-- BEGIN INPUT DATA --
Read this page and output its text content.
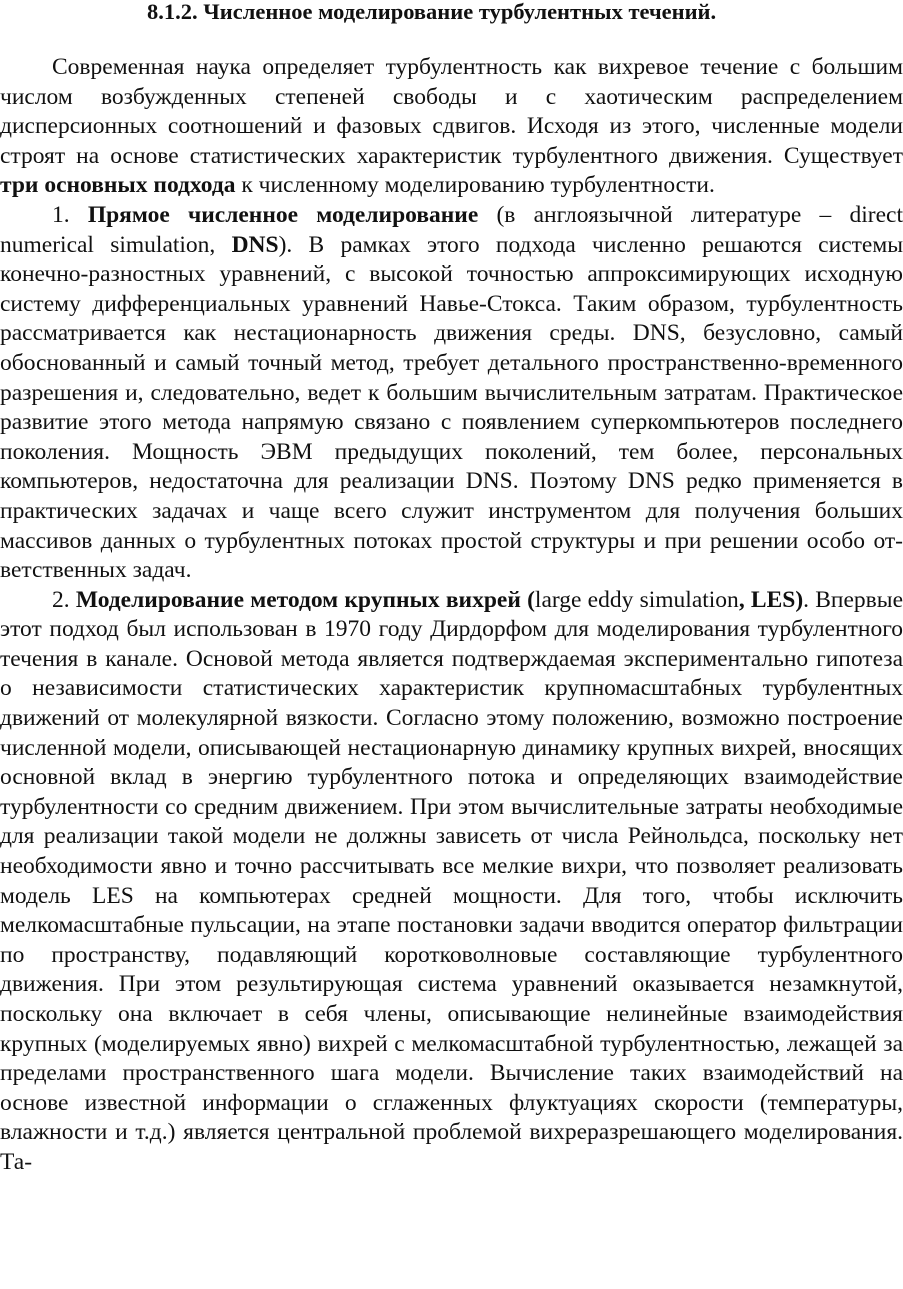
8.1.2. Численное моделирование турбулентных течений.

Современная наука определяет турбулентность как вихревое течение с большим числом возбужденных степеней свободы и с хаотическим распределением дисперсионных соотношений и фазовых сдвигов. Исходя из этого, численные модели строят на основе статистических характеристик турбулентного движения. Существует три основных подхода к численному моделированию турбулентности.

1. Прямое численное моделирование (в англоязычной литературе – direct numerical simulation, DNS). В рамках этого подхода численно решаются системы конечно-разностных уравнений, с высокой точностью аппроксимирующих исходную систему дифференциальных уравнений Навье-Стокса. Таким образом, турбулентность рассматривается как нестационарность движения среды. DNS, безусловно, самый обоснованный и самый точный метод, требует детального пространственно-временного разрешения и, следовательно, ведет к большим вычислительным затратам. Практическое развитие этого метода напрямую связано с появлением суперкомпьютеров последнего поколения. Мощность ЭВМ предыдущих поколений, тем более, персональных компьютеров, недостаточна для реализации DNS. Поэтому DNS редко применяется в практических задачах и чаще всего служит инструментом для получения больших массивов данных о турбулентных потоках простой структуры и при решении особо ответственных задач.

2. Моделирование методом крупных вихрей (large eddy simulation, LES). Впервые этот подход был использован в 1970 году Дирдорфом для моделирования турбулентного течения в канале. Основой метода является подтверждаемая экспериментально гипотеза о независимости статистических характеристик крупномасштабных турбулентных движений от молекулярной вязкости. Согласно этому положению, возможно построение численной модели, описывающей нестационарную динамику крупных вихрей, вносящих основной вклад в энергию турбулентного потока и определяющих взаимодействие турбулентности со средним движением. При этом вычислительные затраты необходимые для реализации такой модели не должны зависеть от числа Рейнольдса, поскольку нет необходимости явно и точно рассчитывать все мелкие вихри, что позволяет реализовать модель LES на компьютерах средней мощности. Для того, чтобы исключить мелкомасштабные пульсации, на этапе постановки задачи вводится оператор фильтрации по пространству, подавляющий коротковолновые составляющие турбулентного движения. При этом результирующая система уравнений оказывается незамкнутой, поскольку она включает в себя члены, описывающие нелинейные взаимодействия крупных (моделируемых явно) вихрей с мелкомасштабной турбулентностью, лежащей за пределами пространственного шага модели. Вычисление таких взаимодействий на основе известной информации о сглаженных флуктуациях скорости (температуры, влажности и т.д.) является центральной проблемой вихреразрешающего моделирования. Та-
-- END INPUT DATA --
-- BEGIN INPUT DATA --
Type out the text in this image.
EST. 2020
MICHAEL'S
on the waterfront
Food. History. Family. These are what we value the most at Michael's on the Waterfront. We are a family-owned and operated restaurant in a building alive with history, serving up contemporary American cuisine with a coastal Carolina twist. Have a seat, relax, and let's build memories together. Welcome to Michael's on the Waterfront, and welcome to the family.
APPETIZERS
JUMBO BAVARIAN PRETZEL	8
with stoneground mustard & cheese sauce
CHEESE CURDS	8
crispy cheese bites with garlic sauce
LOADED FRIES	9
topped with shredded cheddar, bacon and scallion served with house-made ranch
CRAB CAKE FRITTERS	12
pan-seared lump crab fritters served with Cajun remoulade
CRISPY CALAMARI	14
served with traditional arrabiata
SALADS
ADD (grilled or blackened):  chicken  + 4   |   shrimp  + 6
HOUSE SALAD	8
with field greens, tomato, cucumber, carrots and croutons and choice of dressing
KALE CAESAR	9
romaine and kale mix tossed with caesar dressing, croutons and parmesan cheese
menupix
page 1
-- END INPUT DATA --
-- BEGIN INPUT DATA --
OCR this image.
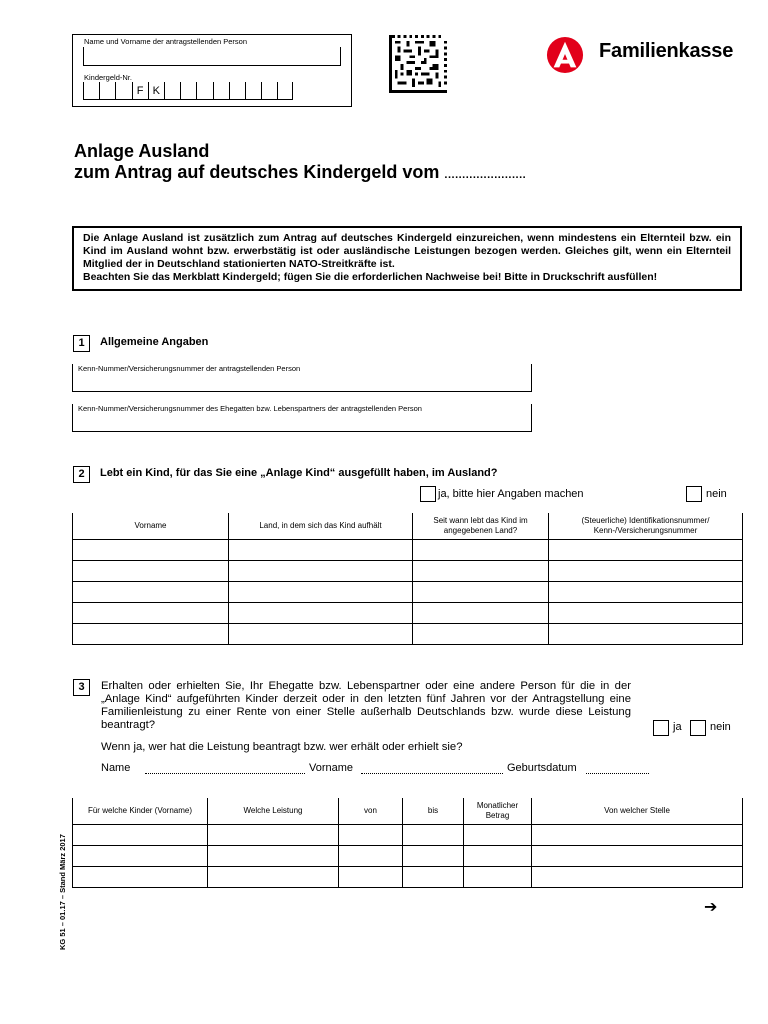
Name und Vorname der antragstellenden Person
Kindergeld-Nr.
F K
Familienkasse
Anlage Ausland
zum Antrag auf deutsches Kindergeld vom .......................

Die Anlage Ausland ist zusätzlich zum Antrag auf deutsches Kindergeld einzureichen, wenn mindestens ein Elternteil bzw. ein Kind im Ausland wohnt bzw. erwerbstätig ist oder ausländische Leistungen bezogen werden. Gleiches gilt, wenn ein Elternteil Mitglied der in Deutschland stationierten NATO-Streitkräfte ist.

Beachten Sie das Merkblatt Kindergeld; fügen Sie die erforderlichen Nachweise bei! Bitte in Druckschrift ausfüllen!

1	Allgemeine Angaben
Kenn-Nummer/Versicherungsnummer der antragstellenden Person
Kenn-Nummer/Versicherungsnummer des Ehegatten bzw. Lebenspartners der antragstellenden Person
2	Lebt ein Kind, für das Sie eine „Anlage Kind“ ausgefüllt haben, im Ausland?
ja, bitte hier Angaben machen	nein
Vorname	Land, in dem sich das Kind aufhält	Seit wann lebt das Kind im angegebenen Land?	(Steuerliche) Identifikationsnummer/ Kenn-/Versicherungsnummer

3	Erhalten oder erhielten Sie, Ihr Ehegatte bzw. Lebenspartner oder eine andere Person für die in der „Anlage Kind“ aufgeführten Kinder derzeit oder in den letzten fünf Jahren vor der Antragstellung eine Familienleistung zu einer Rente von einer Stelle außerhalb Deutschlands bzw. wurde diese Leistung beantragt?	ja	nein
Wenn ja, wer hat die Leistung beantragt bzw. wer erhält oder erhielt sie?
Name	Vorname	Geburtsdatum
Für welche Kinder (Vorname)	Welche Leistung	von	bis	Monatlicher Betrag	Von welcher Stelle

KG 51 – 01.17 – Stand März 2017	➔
-- END INPUT DATA --
■ WRITTEN INSTRUCTION ■
Go through the material above and copy each line that has the word "this".

■ EXERCISE ANSWER ■
Read this page and output its text content.
Type out the text in this image.
OCR this image.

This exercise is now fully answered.